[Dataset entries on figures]
==*==
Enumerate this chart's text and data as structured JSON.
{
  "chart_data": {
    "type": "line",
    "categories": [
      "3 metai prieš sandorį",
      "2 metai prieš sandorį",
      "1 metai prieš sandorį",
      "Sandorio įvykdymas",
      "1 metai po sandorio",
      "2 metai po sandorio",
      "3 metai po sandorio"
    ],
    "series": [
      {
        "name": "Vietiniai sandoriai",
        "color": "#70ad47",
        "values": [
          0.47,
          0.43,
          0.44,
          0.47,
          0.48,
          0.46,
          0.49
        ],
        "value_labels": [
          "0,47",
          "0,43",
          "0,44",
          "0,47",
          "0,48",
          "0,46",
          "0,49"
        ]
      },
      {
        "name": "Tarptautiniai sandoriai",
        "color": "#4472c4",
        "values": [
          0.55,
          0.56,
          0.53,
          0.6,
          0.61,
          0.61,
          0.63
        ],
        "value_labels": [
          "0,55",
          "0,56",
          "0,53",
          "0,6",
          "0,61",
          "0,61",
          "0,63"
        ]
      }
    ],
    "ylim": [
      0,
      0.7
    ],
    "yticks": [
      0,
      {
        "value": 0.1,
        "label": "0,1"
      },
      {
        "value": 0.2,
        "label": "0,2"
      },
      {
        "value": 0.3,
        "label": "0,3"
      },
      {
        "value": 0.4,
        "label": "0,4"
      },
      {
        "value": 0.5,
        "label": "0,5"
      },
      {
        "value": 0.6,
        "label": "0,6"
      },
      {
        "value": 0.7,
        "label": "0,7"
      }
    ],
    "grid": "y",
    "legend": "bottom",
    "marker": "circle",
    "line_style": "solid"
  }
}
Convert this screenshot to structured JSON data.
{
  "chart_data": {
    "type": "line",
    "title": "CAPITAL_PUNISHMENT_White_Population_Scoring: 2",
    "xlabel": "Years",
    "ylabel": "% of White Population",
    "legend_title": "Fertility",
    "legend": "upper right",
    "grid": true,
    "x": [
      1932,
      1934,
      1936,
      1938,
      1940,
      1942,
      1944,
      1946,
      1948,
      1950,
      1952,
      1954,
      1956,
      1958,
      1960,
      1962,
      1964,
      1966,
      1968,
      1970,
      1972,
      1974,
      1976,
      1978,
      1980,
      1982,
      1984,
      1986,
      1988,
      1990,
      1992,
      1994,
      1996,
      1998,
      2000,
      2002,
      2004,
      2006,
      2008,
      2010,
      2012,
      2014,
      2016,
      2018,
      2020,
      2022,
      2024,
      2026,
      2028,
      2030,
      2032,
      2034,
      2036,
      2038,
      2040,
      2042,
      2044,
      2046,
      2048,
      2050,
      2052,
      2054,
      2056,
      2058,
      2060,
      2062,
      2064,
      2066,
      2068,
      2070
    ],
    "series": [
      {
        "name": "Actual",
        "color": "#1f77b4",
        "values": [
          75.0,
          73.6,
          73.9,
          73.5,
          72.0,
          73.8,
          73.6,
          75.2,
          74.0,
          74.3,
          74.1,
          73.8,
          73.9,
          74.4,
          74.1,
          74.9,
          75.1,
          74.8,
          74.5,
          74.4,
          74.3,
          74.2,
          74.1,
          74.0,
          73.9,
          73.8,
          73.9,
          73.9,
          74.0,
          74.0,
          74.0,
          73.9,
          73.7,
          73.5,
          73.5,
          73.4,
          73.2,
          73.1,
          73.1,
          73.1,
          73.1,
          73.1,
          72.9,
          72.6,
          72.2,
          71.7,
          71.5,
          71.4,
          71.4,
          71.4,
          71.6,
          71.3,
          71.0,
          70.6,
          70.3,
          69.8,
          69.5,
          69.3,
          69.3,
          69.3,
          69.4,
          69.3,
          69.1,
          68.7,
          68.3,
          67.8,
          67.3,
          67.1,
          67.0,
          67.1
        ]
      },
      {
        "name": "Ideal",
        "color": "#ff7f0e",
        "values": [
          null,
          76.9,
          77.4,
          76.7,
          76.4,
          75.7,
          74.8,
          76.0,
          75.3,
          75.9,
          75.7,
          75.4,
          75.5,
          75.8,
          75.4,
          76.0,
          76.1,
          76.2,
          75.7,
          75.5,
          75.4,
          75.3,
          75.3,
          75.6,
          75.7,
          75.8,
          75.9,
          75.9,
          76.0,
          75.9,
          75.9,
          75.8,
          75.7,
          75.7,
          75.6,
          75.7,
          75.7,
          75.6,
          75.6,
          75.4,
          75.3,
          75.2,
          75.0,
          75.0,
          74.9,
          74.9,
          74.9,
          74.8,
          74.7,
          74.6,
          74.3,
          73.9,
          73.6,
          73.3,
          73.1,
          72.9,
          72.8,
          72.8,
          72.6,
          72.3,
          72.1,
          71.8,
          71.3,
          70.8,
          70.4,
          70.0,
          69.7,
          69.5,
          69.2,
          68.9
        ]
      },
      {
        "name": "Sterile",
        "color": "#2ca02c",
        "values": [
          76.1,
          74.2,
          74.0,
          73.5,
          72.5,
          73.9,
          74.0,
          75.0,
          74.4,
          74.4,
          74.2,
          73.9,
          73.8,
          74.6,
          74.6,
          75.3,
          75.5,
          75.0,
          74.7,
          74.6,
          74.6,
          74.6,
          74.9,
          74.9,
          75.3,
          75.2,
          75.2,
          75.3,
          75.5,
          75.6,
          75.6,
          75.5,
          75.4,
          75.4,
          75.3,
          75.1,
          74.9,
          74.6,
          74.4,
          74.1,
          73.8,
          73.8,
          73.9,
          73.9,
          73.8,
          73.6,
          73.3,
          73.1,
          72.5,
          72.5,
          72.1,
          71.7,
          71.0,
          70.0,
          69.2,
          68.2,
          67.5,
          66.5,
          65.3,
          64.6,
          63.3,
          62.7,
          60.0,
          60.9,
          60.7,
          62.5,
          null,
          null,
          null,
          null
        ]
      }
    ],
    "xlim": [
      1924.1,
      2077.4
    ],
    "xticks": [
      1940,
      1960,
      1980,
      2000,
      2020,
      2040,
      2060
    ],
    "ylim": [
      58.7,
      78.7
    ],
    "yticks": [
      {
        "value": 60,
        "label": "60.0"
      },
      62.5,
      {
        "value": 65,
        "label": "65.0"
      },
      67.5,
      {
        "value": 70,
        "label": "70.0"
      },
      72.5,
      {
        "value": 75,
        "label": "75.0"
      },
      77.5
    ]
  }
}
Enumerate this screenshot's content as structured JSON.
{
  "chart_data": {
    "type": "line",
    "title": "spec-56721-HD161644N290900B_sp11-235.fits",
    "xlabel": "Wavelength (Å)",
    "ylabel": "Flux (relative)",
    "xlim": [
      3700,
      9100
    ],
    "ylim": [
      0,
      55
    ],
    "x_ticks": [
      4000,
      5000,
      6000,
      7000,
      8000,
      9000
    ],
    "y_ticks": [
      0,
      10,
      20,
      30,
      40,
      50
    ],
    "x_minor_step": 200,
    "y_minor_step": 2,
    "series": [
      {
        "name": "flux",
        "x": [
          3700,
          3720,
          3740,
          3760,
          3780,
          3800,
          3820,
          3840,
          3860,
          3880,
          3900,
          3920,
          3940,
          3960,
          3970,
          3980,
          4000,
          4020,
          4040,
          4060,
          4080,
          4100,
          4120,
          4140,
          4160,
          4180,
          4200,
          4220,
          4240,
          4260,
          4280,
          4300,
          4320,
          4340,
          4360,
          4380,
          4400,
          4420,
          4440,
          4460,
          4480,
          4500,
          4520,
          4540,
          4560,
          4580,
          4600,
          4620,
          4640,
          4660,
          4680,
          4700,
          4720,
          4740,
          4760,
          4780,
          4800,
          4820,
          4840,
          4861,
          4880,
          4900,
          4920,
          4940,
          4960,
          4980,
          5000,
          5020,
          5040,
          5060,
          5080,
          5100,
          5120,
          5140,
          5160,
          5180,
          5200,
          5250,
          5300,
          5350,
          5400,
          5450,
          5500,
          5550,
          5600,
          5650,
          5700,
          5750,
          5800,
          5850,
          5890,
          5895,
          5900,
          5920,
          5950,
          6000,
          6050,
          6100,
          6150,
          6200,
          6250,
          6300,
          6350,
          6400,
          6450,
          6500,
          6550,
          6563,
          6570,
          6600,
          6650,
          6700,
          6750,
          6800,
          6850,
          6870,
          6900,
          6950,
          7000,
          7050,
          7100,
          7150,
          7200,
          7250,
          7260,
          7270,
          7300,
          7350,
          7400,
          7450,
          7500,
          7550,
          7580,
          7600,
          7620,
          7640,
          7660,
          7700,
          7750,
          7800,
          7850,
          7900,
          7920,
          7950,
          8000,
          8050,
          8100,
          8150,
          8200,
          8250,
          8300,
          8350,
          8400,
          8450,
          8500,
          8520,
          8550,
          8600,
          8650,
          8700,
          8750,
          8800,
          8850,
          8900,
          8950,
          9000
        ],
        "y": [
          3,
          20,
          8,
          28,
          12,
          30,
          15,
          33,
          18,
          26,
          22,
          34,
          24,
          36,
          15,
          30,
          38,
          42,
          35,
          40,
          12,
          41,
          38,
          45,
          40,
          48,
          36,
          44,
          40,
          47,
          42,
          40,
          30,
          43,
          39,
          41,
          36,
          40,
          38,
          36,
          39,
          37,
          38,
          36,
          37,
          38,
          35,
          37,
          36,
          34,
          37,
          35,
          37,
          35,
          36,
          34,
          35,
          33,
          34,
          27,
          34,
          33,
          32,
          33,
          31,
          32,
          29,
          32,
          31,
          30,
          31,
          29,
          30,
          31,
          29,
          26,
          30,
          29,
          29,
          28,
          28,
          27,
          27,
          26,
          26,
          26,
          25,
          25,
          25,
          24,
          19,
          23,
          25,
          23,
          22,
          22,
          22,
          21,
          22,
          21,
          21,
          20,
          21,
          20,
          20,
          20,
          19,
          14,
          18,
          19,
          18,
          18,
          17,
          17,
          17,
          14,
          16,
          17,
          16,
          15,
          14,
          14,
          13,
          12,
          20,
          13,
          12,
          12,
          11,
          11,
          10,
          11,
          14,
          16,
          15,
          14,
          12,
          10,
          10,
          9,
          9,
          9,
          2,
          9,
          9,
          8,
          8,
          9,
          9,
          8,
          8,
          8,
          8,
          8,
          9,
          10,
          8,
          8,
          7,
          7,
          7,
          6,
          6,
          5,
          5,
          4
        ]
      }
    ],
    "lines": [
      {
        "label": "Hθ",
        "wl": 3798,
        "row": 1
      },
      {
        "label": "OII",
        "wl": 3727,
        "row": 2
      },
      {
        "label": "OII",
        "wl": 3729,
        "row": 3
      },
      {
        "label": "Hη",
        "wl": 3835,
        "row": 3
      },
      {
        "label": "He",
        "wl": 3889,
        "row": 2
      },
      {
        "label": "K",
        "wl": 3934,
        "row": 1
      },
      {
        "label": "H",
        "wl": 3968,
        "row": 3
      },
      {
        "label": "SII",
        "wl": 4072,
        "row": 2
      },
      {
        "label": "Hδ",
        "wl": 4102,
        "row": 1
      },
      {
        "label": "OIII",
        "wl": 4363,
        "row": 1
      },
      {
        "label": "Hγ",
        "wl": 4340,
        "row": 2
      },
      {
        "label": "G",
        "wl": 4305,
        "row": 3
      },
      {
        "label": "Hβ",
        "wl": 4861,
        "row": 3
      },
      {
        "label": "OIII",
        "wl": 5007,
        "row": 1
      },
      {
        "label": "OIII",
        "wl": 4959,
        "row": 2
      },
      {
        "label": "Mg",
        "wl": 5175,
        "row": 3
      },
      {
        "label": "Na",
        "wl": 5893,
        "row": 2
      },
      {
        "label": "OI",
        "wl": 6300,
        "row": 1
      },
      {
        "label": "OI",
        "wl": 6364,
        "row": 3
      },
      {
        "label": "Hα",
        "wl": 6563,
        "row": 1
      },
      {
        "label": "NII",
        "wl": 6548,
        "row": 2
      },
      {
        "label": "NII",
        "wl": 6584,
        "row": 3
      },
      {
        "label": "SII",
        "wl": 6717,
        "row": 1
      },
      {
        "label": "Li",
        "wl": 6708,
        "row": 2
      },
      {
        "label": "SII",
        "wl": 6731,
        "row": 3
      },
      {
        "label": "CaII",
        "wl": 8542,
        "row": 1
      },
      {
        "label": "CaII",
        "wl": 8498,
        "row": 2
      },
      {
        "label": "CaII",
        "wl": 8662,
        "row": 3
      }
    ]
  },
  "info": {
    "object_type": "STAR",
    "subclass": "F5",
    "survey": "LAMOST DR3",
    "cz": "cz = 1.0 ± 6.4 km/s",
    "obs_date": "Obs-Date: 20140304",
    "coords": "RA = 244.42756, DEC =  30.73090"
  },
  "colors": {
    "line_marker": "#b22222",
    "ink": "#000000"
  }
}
==*==
#### [Prompt]
Pull out all lines from the listing that contain the string "prieš".

#### [Finished task]
      "3 metai prieš sandorį",
      "2 metai prieš sandorį",
      "1 metai prieš sandorį",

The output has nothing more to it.